**Do this**
Exactly reproduce each entry, leaving out nothing.

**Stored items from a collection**
───
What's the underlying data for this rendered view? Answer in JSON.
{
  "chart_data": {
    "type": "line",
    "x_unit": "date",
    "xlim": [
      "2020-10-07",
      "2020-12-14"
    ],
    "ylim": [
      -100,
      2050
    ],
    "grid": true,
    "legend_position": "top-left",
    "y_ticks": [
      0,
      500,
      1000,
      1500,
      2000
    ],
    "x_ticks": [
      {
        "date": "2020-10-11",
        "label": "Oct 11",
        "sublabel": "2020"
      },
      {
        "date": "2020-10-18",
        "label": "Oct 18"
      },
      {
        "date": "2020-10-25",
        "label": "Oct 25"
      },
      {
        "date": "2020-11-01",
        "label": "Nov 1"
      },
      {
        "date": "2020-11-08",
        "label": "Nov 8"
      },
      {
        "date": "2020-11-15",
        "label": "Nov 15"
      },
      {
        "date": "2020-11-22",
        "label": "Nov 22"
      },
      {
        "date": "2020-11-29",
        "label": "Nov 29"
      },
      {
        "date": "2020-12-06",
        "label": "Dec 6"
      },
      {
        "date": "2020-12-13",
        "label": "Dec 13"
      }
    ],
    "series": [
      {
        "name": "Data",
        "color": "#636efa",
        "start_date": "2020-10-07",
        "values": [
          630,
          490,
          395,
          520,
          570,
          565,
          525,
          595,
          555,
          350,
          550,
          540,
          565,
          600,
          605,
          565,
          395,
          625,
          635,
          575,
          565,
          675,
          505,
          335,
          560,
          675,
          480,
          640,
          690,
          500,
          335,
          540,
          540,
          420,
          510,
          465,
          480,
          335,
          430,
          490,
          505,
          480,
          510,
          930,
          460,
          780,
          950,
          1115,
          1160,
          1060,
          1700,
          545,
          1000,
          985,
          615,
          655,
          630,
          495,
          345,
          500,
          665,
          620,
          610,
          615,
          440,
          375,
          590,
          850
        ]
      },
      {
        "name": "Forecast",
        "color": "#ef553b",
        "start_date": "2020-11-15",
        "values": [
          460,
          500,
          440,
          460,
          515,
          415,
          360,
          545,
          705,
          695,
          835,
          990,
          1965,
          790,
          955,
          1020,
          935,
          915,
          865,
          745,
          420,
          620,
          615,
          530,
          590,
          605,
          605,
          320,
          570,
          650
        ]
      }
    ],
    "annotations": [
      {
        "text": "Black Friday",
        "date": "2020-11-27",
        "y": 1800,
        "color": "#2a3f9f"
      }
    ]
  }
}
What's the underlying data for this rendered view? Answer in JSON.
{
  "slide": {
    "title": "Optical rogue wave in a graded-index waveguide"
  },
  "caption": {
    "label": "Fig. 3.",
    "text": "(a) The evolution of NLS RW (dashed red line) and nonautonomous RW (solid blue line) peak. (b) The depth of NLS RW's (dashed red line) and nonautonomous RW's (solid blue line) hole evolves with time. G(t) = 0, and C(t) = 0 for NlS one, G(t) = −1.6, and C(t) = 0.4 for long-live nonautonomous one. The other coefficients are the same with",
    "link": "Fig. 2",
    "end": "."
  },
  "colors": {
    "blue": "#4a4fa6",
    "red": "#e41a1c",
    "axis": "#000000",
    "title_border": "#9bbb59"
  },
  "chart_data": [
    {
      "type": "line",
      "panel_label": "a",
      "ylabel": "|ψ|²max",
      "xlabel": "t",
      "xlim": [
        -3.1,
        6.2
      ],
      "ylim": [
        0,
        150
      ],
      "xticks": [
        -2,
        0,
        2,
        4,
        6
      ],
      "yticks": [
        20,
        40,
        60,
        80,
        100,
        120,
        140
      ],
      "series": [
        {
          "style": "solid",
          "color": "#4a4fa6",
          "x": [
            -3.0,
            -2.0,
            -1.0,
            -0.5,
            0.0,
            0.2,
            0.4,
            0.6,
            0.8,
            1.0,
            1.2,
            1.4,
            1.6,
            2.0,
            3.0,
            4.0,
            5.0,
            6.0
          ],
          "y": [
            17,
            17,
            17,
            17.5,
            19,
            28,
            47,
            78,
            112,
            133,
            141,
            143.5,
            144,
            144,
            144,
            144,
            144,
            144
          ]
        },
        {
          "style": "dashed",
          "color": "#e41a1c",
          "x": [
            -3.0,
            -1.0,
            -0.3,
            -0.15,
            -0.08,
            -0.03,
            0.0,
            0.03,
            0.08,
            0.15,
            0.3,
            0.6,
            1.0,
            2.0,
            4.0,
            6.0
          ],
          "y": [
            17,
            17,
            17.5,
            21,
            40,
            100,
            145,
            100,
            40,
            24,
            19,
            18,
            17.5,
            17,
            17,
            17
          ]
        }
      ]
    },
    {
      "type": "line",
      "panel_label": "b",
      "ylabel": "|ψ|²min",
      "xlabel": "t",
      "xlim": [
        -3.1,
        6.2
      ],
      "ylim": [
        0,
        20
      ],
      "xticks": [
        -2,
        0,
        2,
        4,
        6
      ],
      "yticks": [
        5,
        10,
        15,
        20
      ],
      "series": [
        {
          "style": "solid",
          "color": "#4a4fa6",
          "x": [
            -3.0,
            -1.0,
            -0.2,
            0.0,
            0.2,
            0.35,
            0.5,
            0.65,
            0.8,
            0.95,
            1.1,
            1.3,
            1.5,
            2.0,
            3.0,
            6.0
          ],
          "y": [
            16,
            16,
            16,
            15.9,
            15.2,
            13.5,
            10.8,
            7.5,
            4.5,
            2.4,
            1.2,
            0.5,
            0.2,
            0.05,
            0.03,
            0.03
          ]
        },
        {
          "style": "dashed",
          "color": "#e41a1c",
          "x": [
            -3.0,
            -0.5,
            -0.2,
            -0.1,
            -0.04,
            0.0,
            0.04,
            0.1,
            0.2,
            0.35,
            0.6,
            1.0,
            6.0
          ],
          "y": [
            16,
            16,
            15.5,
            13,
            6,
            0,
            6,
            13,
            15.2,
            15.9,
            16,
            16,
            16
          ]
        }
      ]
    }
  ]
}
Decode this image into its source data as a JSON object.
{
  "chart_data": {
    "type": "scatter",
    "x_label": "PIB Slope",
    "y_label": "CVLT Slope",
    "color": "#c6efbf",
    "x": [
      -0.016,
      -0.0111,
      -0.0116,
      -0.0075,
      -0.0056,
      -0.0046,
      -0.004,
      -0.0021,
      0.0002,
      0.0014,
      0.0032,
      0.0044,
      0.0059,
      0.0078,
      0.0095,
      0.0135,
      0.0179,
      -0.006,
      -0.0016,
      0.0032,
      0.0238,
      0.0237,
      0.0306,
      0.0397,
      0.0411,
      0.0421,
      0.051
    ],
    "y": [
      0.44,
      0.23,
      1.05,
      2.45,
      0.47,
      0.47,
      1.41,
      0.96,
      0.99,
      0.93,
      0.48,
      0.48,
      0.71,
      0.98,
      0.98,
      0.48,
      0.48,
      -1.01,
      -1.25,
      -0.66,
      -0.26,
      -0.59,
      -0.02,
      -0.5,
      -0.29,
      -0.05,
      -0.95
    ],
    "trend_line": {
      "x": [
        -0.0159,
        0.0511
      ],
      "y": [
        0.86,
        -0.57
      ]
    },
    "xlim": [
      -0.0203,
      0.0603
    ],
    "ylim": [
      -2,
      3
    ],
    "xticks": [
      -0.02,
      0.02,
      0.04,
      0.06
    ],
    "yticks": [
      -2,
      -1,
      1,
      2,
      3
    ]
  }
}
───
**Correct answer**
What's the underlying data for this rendered view? Answer in JSON.
{
  "chart_data": {
    "type": "line",
    "x_unit": "date",
    "xlim": [
      "2020-10-07",
      "2020-12-14"
    ],
    "ylim": [
      -100,
      2050
    ],
    "grid": true,
    "legend_position": "top-left",
    "y_ticks": [
      0,
      500,
      1000,
      1500,
      2000
    ],
    "x_ticks": [
      {
        "date": "2020-10-11",
        "label": "Oct 11",
        "sublabel": "2020"
      },
      {
        "date": "2020-10-18",
        "label": "Oct 18"
      },
      {
        "date": "2020-10-25",
        "label": "Oct 25"
      },
      {
        "date": "2020-11-01",
        "label": "Nov 1"
      },
      {
        "date": "2020-11-08",
        "label": "Nov 8"
      },
      {
        "date": "2020-11-15",
        "label": "Nov 15"
      },
      {
        "date": "2020-11-22",
        "label": "Nov 22"
      },
      {
        "date": "2020-11-29",
        "label": "Nov 29"
      },
      {
        "date": "2020-12-06",
        "label": "Dec 6"
      },
      {
        "date": "2020-12-13",
        "label": "Dec 13"
      }
    ],
    "series": [
      {
        "name": "Data",
        "color": "#636efa",
        "start_date": "2020-10-07",
        "values": [
          630,
          490,
          395,
          520,
          570,
          565,
          525,
          595,
          555,
          350,
          550,
          540,
          565,
          600,
          605,
          565,
          395,
          625,
          635,
          575,
          565,
          675,
          505,
          335,
          560,
          675,
          480,
          640,
          690,
          500,
          335,
          540,
          540,
          420,
          510,
          465,
          480,
          335,
          430,
          490,
          505,
          480,
          510,
          930,
          460,
          780,
          950,
          1115,
          1160,
          1060,
          1700,
          545,
          1000,
          985,
          615,
          655,
          630,
          495,
          345,
          500,
          665,
          620,
          610,
          615,
          440,
          375,
          590,
          850
        ]
      },
      {
        "name": "Forecast",
        "color": "#ef553b",
        "start_date": "2020-11-15",
        "values": [
          460,
          500,
          440,
          460,
          515,
          415,
          360,
          545,
          705,
          695,
          835,
          990,
          1965,
          790,
          955,
          1020,
          935,
          915,
          865,
          745,
          420,
          620,
          615,
          530,
          590,
          605,
          605,
          320,
          570,
          650
        ]
      }
    ],
    "annotations": [
      {
        "text": "Black Friday",
        "date": "2020-11-27",
        "y": 1800,
        "color": "#2a3f9f"
      }
    ]
  }
}
What's the underlying data for this rendered view? Answer in JSON.
{
  "slide": {
    "title": "Optical rogue wave in a graded-index waveguide"
  },
  "caption": {
    "label": "Fig. 3.",
    "text": "(a) The evolution of NLS RW (dashed red line) and nonautonomous RW (solid blue line) peak. (b) The depth of NLS RW's (dashed red line) and nonautonomous RW's (solid blue line) hole evolves with time. G(t) = 0, and C(t) = 0 for NlS one, G(t) = −1.6, and C(t) = 0.4 for long-live nonautonomous one. The other coefficients are the same with",
    "link": "Fig. 2",
    "end": "."
  },
  "colors": {
    "blue": "#4a4fa6",
    "red": "#e41a1c",
    "axis": "#000000",
    "title_border": "#9bbb59"
  },
  "chart_data": [
    {
      "type": "line",
      "panel_label": "a",
      "ylabel": "|ψ|²max",
      "xlabel": "t",
      "xlim": [
        -3.1,
        6.2
      ],
      "ylim": [
        0,
        150
      ],
      "xticks": [
        -2,
        0,
        2,
        4,
        6
      ],
      "yticks": [
        20,
        40,
        60,
        80,
        100,
        120,
        140
      ],
      "series": [
        {
          "style": "solid",
          "color": "#4a4fa6",
          "x": [
            -3.0,
            -2.0,
            -1.0,
            -0.5,
            0.0,
            0.2,
            0.4,
            0.6,
            0.8,
            1.0,
            1.2,
            1.4,
            1.6,
            2.0,
            3.0,
            4.0,
            5.0,
            6.0
          ],
          "y": [
            17,
            17,
            17,
            17.5,
            19,
            28,
            47,
            78,
            112,
            133,
            141,
            143.5,
            144,
            144,
            144,
            144,
            144,
            144
          ]
        },
        {
          "style": "dashed",
          "color": "#e41a1c",
          "x": [
            -3.0,
            -1.0,
            -0.3,
            -0.15,
            -0.08,
            -0.03,
            0.0,
            0.03,
            0.08,
            0.15,
            0.3,
            0.6,
            1.0,
            2.0,
            4.0,
            6.0
          ],
          "y": [
            17,
            17,
            17.5,
            21,
            40,
            100,
            145,
            100,
            40,
            24,
            19,
            18,
            17.5,
            17,
            17,
            17
          ]
        }
      ]
    },
    {
      "type": "line",
      "panel_label": "b",
      "ylabel": "|ψ|²min",
      "xlabel": "t",
      "xlim": [
        -3.1,
        6.2
      ],
      "ylim": [
        0,
        20
      ],
      "xticks": [
        -2,
        0,
        2,
        4,
        6
      ],
      "yticks": [
        5,
        10,
        15,
        20
      ],
      "series": [
        {
          "style": "solid",
          "color": "#4a4fa6",
          "x": [
            -3.0,
            -1.0,
            -0.2,
            0.0,
            0.2,
            0.35,
            0.5,
            0.65,
            0.8,
            0.95,
            1.1,
            1.3,
            1.5,
            2.0,
            3.0,
            6.0
          ],
          "y": [
            16,
            16,
            16,
            15.9,
            15.2,
            13.5,
            10.8,
            7.5,
            4.5,
            2.4,
            1.2,
            0.5,
            0.2,
            0.05,
            0.03,
            0.03
          ]
        },
        {
          "style": "dashed",
          "color": "#e41a1c",
          "x": [
            -3.0,
            -0.5,
            -0.2,
            -0.1,
            -0.04,
            0.0,
            0.04,
            0.1,
            0.2,
            0.35,
            0.6,
            1.0,
            6.0
          ],
          "y": [
            16,
            16,
            15.5,
            13,
            6,
            0,
            6,
            13,
            15.2,
            15.9,
            16,
            16,
            16
          ]
        }
      ]
    }
  ]
}
Decode this image into its source data as a JSON object.
{
  "chart_data": {
    "type": "scatter",
    "x_label": "PIB Slope",
    "y_label": "CVLT Slope",
    "color": "#c6efbf",
    "x": [
      -0.016,
      -0.0111,
      -0.0116,
      -0.0075,
      -0.0056,
      -0.0046,
      -0.004,
      -0.0021,
      0.0002,
      0.0014,
      0.0032,
      0.0044,
      0.0059,
      0.0078,
      0.0095,
      0.0135,
      0.0179,
      -0.006,
      -0.0016,
      0.0032,
      0.0238,
      0.0237,
      0.0306,
      0.0397,
      0.0411,
      0.0421,
      0.051
    ],
    "y": [
      0.44,
      0.23,
      1.05,
      2.45,
      0.47,
      0.47,
      1.41,
      0.96,
      0.99,
      0.93,
      0.48,
      0.48,
      0.71,
      0.98,
      0.98,
      0.48,
      0.48,
      -1.01,
      -1.25,
      -0.66,
      -0.26,
      -0.59,
      -0.02,
      -0.5,
      -0.29,
      -0.05,
      -0.95
    ],
    "trend_line": {
      "x": [
        -0.0159,
        0.0511
      ],
      "y": [
        0.86,
        -0.57
      ]
    },
    "xlim": [
      -0.0203,
      0.0603
    ],
    "ylim": [
      -2,
      3
    ],
    "xticks": [
      -0.02,
      0.02,
      0.04,
      0.06
    ],
    "yticks": [
      -2,
      -1,
      1,
      2,
      3
    ]
  }
}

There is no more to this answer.